TO BE DONE ▸
Every line from the one containing "Extract all readable text from this page." to the final line of the material below must be reproduced exactly; leave out all other lines.

DATASET ROWS ▸
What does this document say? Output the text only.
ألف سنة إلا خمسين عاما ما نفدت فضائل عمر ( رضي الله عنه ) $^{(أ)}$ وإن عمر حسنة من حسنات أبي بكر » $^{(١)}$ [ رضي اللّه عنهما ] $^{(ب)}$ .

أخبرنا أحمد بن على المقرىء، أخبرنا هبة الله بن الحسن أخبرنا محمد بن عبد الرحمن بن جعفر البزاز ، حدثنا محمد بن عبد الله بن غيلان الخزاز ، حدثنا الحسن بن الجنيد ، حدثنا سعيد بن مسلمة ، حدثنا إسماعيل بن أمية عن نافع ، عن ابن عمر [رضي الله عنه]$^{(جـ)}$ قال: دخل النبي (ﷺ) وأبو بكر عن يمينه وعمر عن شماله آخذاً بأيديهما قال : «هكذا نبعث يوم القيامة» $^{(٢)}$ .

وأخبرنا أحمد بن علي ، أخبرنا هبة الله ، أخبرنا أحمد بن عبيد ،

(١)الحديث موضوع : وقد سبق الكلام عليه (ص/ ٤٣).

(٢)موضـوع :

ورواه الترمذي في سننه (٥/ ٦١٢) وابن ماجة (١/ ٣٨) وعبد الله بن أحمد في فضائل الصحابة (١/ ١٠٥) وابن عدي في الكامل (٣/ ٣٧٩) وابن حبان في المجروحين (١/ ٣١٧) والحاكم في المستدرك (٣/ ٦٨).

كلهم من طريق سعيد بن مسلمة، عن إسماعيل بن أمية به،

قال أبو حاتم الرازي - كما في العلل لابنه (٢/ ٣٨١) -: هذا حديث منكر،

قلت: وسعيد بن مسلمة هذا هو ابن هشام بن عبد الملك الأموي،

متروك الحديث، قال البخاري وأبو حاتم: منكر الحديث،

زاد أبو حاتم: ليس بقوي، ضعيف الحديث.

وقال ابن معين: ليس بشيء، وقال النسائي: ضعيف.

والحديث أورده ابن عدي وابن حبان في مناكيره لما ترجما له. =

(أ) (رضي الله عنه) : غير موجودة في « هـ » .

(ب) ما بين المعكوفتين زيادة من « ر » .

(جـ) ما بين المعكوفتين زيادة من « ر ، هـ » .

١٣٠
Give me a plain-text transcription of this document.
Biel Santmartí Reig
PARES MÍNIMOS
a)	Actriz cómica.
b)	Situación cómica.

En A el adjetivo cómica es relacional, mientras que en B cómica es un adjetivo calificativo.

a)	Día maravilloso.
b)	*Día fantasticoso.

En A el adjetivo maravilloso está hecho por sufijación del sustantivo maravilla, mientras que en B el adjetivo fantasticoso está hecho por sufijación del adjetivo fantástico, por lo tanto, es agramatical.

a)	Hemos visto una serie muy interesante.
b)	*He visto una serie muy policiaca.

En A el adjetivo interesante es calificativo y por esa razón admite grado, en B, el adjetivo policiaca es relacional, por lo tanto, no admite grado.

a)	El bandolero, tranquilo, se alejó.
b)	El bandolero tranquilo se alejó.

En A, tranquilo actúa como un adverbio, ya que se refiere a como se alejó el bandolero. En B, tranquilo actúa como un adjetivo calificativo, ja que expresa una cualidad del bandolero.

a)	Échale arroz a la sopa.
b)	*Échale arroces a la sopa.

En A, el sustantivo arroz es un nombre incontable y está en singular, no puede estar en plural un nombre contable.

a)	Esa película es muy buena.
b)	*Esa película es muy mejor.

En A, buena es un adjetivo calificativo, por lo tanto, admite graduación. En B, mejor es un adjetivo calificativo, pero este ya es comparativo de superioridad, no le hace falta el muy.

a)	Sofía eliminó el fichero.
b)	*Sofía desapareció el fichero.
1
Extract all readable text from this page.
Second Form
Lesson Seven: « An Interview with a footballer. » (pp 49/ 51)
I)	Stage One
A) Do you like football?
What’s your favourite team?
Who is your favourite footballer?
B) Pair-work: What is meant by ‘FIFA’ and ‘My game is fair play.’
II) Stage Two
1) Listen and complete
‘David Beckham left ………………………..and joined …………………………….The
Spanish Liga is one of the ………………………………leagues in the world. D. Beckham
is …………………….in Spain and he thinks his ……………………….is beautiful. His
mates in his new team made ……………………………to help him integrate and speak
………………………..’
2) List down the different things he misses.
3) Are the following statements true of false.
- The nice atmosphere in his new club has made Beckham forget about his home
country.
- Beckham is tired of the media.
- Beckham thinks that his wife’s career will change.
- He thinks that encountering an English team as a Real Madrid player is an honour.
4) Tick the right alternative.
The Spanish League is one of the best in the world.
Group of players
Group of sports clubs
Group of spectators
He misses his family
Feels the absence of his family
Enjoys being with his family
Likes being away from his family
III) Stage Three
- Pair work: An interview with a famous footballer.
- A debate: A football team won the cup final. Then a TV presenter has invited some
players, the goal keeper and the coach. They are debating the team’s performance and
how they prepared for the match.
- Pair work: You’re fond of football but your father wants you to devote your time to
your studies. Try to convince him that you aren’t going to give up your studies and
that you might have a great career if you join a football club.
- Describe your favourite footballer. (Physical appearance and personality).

RESULT OF THE EXERCISE ▸
Extract all readable text from this page.
Second Form
Lesson Seven: « An Interview with a footballer. » (pp 49/ 51)
I)	Stage One
A) Do you like football?
What’s your favourite team?
Who is your favourite footballer?
B) Pair-work: What is meant by ‘FIFA’ and ‘My game is fair play.’
II) Stage Two
1) Listen and complete
‘David Beckham left ………………………..and joined …………………………….The
Spanish Liga is one of the ………………………………leagues in the world. D. Beckham
is …………………….in Spain and he thinks his ……………………….is beautiful. His
mates in his new team made ……………………………to help him integrate and speak
………………………..’
2) List down the different things he misses.
3) Are the following statements true of false.
- The nice atmosphere in his new club has made Beckham forget about his home
country.
- Beckham is tired of the media.
- Beckham thinks that his wife’s career will change.
- He thinks that encountering an English team as a Real Madrid player is an honour.
4) Tick the right alternative.
The Spanish League is one of the best in the world.
Group of players
Group of sports clubs
Group of spectators
He misses his family
Feels the absence of his family
Enjoys being with his family
Likes being away from his family
III) Stage Three
- Pair work: An interview with a famous footballer.
- A debate: A football team won the cup final. Then a TV presenter has invited some
players, the goal keeper and the coach. They are debating the team’s performance and
how they prepared for the match.
- Pair work: You’re fond of football but your father wants you to devote your time to
your studies. Try to convince him that you aren’t going to give up your studies and
that you might have a great career if you join a football club.
- Describe your favourite footballer. (Physical appearance and personality).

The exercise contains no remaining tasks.